● **DATA FOR THE TASK**
○ ○ ○
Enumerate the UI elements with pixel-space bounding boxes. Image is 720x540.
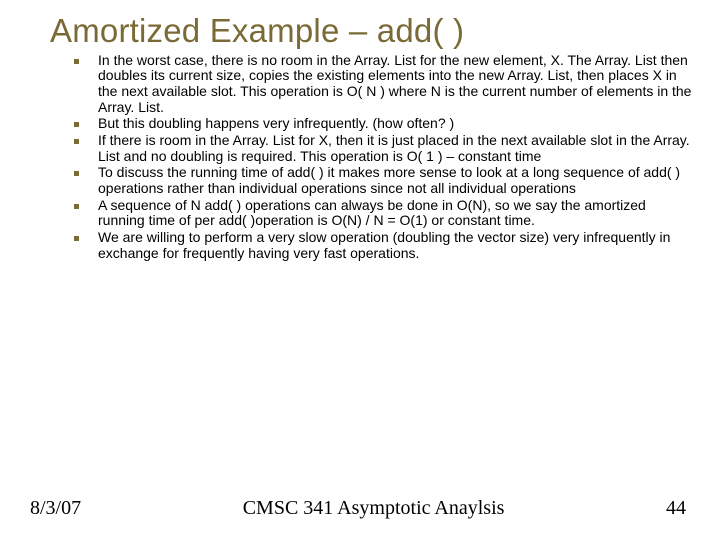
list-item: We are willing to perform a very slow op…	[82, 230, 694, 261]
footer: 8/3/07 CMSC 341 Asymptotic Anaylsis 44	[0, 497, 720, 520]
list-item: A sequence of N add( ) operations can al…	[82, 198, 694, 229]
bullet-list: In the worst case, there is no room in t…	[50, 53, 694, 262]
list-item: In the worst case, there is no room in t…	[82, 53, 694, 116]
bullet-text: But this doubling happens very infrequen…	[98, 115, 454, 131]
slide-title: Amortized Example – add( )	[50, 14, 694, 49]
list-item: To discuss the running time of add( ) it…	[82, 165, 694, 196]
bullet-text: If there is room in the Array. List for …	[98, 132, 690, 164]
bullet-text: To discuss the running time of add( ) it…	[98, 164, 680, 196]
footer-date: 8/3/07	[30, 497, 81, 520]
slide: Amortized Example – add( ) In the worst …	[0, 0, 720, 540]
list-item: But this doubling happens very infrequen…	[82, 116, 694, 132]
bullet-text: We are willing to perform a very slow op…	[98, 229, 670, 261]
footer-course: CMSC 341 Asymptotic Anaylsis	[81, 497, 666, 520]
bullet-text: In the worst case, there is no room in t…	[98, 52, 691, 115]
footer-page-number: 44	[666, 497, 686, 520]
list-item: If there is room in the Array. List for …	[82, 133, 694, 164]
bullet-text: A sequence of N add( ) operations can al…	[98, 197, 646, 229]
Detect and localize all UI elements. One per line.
○ ○ ○
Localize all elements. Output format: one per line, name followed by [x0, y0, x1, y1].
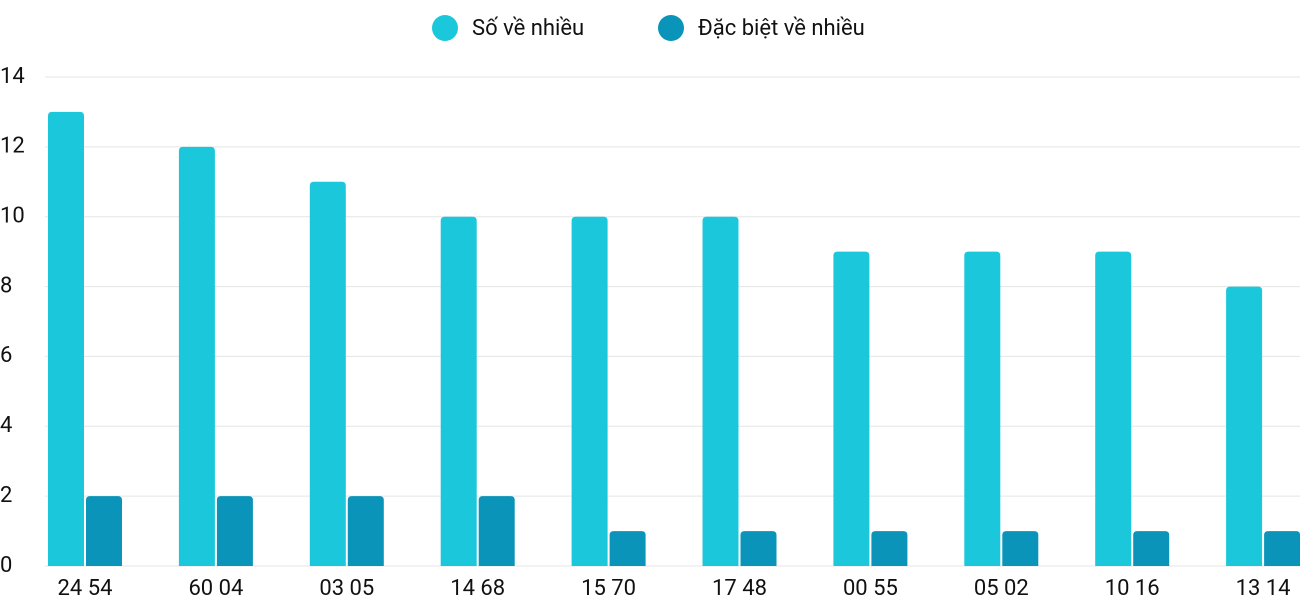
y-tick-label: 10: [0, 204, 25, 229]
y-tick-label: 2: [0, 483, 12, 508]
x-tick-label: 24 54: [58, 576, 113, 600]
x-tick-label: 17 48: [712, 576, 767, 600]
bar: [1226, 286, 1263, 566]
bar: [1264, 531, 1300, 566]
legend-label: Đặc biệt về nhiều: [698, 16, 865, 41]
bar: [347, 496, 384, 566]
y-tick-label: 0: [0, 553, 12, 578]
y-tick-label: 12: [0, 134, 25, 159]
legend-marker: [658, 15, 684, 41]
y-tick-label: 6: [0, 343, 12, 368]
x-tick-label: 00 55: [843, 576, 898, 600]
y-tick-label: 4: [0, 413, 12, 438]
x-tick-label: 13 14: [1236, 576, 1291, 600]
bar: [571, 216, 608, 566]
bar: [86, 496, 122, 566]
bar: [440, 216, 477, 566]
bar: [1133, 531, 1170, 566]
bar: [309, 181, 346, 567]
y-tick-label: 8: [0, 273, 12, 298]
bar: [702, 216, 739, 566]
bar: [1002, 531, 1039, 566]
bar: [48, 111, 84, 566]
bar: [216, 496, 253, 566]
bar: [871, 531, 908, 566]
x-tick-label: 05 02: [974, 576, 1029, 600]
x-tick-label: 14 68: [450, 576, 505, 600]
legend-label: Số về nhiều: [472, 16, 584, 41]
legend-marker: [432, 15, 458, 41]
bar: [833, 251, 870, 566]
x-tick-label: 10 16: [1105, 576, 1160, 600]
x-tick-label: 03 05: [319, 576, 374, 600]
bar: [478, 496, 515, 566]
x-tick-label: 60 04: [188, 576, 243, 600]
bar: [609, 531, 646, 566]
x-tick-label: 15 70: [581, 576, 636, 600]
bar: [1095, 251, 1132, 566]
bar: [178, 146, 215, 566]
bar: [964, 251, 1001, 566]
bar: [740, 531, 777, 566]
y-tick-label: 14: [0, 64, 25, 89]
○ ○ ○
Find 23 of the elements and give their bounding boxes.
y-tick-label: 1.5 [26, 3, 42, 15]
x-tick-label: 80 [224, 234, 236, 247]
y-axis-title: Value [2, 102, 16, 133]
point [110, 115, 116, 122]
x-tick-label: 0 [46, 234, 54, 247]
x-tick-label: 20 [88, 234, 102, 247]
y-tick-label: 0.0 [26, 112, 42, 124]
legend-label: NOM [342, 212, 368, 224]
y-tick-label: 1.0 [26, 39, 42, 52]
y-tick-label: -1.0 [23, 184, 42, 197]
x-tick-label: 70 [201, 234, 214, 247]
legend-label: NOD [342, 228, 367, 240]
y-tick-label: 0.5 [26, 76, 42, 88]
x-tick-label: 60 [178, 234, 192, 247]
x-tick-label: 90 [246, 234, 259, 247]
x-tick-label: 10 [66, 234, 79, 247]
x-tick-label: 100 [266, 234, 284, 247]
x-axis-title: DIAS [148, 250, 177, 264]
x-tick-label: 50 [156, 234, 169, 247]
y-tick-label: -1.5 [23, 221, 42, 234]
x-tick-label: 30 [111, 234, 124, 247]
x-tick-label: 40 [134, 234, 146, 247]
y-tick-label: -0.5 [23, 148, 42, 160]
○ ○ ○
● **STATED PROBLEM**
Repeat the listing lines exactly, taking everything from the line containing "Find 23 of the" down to the line containing "y-tick-label: 0.0 [26, 112, 42, 124]", both included.

● **RESULT OF THIS TASK**
Find 23 of the elements and give their bounding boxes.
y-tick-label: 1.5 [26, 3, 42, 15]
x-tick-label: 80 [224, 234, 236, 247]
y-axis-title: Value [2, 102, 16, 133]
point [110, 115, 116, 122]
x-tick-label: 0 [46, 234, 54, 247]
x-tick-label: 20 [88, 234, 102, 247]
y-tick-label: 0.0 [26, 112, 42, 124]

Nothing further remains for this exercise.